Entries with figure data:
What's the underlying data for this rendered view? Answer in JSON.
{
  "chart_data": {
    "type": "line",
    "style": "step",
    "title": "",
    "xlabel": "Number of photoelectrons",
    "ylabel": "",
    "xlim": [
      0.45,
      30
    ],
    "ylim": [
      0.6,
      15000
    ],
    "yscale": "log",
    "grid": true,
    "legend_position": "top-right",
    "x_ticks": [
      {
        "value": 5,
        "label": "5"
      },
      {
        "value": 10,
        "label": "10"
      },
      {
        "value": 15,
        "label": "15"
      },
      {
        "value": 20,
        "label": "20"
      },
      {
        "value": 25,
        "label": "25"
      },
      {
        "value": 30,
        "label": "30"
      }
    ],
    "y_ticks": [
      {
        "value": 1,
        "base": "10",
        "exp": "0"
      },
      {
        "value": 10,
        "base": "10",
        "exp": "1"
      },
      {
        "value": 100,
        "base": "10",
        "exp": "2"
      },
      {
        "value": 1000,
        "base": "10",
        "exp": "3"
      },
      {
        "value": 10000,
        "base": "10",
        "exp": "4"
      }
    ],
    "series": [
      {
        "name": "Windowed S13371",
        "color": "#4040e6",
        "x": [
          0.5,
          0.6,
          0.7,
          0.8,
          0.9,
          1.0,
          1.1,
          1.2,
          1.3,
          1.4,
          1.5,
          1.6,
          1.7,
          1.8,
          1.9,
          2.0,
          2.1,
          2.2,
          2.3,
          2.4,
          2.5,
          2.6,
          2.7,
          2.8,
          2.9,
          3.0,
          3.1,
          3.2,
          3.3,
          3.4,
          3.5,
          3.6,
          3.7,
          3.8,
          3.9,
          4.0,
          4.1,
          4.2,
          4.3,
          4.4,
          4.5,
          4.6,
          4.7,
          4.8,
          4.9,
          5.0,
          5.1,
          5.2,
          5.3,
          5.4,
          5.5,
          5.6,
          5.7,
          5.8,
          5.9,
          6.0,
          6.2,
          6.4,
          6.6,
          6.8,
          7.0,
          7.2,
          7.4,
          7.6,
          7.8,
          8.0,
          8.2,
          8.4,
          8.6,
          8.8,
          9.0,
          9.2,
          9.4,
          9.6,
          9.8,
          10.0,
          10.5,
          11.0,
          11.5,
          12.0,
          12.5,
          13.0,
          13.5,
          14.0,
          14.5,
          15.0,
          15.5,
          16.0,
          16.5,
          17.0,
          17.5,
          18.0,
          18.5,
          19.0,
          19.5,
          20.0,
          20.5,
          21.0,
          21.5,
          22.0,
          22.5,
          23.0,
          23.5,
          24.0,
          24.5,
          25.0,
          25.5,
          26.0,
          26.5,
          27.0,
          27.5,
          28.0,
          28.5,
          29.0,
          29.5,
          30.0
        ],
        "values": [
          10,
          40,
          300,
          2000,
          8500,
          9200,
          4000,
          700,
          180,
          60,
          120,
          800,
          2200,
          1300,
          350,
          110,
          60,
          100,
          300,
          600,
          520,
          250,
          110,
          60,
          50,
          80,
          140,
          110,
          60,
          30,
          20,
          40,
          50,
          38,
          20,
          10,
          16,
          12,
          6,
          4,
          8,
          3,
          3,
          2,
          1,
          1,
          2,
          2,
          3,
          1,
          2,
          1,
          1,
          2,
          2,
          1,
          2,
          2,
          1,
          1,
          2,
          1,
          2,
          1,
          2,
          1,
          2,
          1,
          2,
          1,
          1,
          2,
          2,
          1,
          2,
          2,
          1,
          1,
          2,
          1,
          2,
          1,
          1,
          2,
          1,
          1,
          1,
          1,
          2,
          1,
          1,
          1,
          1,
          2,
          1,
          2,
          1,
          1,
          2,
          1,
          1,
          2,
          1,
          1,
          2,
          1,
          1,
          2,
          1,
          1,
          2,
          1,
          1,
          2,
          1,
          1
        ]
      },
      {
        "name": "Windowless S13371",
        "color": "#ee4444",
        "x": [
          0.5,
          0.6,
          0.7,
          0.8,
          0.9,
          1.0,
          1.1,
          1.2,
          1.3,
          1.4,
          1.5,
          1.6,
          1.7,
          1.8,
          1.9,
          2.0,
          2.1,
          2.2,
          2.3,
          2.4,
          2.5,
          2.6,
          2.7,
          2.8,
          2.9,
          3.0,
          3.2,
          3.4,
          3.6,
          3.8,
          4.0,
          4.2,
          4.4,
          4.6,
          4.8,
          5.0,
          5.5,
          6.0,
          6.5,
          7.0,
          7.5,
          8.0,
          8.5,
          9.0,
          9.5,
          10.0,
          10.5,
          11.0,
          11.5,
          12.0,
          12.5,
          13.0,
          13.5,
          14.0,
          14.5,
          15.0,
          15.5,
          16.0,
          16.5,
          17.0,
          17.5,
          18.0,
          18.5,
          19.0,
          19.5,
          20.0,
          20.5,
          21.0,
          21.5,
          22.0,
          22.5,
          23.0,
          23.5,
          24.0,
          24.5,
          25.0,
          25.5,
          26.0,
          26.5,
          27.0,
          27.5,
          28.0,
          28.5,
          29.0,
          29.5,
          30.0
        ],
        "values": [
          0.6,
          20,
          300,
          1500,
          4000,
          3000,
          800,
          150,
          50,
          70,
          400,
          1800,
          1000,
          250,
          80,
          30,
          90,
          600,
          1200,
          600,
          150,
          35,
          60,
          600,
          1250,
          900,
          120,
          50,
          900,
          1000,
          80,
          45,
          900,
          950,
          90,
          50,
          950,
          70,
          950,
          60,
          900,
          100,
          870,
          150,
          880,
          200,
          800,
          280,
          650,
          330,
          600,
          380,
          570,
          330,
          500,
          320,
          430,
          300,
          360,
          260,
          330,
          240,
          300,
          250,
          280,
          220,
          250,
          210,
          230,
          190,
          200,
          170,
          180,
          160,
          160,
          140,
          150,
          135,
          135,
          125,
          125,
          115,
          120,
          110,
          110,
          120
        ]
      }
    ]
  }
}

→ EXERCISE DESCRIPTION: Quote the entire listing above exactly.

→ RIGHT ANSWER:
What's the underlying data for this rendered view? Answer in JSON.
{
  "chart_data": {
    "type": "line",
    "style": "step",
    "title": "",
    "xlabel": "Number of photoelectrons",
    "ylabel": "",
    "xlim": [
      0.45,
      30
    ],
    "ylim": [
      0.6,
      15000
    ],
    "yscale": "log",
    "grid": true,
    "legend_position": "top-right",
    "x_ticks": [
      {
        "value": 5,
        "label": "5"
      },
      {
        "value": 10,
        "label": "10"
      },
      {
        "value": 15,
        "label": "15"
      },
      {
        "value": 20,
        "label": "20"
      },
      {
        "value": 25,
        "label": "25"
      },
      {
        "value": 30,
        "label": "30"
      }
    ],
    "y_ticks": [
      {
        "value": 1,
        "base": "10",
        "exp": "0"
      },
      {
        "value": 10,
        "base": "10",
        "exp": "1"
      },
      {
        "value": 100,
        "base": "10",
        "exp": "2"
      },
      {
        "value": 1000,
        "base": "10",
        "exp": "3"
      },
      {
        "value": 10000,
        "base": "10",
        "exp": "4"
      }
    ],
    "series": [
      {
        "name": "Windowed S13371",
        "color": "#4040e6",
        "x": [
          0.5,
          0.6,
          0.7,
          0.8,
          0.9,
          1.0,
          1.1,
          1.2,
          1.3,
          1.4,
          1.5,
          1.6,
          1.7,
          1.8,
          1.9,
          2.0,
          2.1,
          2.2,
          2.3,
          2.4,
          2.5,
          2.6,
          2.7,
          2.8,
          2.9,
          3.0,
          3.1,
          3.2,
          3.3,
          3.4,
          3.5,
          3.6,
          3.7,
          3.8,
          3.9,
          4.0,
          4.1,
          4.2,
          4.3,
          4.4,
          4.5,
          4.6,
          4.7,
          4.8,
          4.9,
          5.0,
          5.1,
          5.2,
          5.3,
          5.4,
          5.5,
          5.6,
          5.7,
          5.8,
          5.9,
          6.0,
          6.2,
          6.4,
          6.6,
          6.8,
          7.0,
          7.2,
          7.4,
          7.6,
          7.8,
          8.0,
          8.2,
          8.4,
          8.6,
          8.8,
          9.0,
          9.2,
          9.4,
          9.6,
          9.8,
          10.0,
          10.5,
          11.0,
          11.5,
          12.0,
          12.5,
          13.0,
          13.5,
          14.0,
          14.5,
          15.0,
          15.5,
          16.0,
          16.5,
          17.0,
          17.5,
          18.0,
          18.5,
          19.0,
          19.5,
          20.0,
          20.5,
          21.0,
          21.5,
          22.0,
          22.5,
          23.0,
          23.5,
          24.0,
          24.5,
          25.0,
          25.5,
          26.0,
          26.5,
          27.0,
          27.5,
          28.0,
          28.5,
          29.0,
          29.5,
          30.0
        ],
        "values": [
          10,
          40,
          300,
          2000,
          8500,
          9200,
          4000,
          700,
          180,
          60,
          120,
          800,
          2200,
          1300,
          350,
          110,
          60,
          100,
          300,
          600,
          520,
          250,
          110,
          60,
          50,
          80,
          140,
          110,
          60,
          30,
          20,
          40,
          50,
          38,
          20,
          10,
          16,
          12,
          6,
          4,
          8,
          3,
          3,
          2,
          1,
          1,
          2,
          2,
          3,
          1,
          2,
          1,
          1,
          2,
          2,
          1,
          2,
          2,
          1,
          1,
          2,
          1,
          2,
          1,
          2,
          1,
          2,
          1,
          2,
          1,
          1,
          2,
          2,
          1,
          2,
          2,
          1,
          1,
          2,
          1,
          2,
          1,
          1,
          2,
          1,
          1,
          1,
          1,
          2,
          1,
          1,
          1,
          1,
          2,
          1,
          2,
          1,
          1,
          2,
          1,
          1,
          2,
          1,
          1,
          2,
          1,
          1,
          2,
          1,
          1,
          2,
          1,
          1,
          2,
          1,
          1
        ]
      },
      {
        "name": "Windowless S13371",
        "color": "#ee4444",
        "x": [
          0.5,
          0.6,
          0.7,
          0.8,
          0.9,
          1.0,
          1.1,
          1.2,
          1.3,
          1.4,
          1.5,
          1.6,
          1.7,
          1.8,
          1.9,
          2.0,
          2.1,
          2.2,
          2.3,
          2.4,
          2.5,
          2.6,
          2.7,
          2.8,
          2.9,
          3.0,
          3.2,
          3.4,
          3.6,
          3.8,
          4.0,
          4.2,
          4.4,
          4.6,
          4.8,
          5.0,
          5.5,
          6.0,
          6.5,
          7.0,
          7.5,
          8.0,
          8.5,
          9.0,
          9.5,
          10.0,
          10.5,
          11.0,
          11.5,
          12.0,
          12.5,
          13.0,
          13.5,
          14.0,
          14.5,
          15.0,
          15.5,
          16.0,
          16.5,
          17.0,
          17.5,
          18.0,
          18.5,
          19.0,
          19.5,
          20.0,
          20.5,
          21.0,
          21.5,
          22.0,
          22.5,
          23.0,
          23.5,
          24.0,
          24.5,
          25.0,
          25.5,
          26.0,
          26.5,
          27.0,
          27.5,
          28.0,
          28.5,
          29.0,
          29.5,
          30.0
        ],
        "values": [
          0.6,
          20,
          300,
          1500,
          4000,
          3000,
          800,
          150,
          50,
          70,
          400,
          1800,
          1000,
          250,
          80,
          30,
          90,
          600,
          1200,
          600,
          150,
          35,
          60,
          600,
          1250,
          900,
          120,
          50,
          900,
          1000,
          80,
          45,
          900,
          950,
          90,
          50,
          950,
          70,
          950,
          60,
          900,
          100,
          870,
          150,
          880,
          200,
          800,
          280,
          650,
          330,
          600,
          380,
          570,
          330,
          500,
          320,
          430,
          300,
          360,
          260,
          330,
          240,
          300,
          250,
          280,
          220,
          250,
          210,
          230,
          190,
          200,
          170,
          180,
          160,
          160,
          140,
          150,
          135,
          135,
          125,
          125,
          115,
          120,
          110,
          110,
          120
        ]
      }
    ]
  }
}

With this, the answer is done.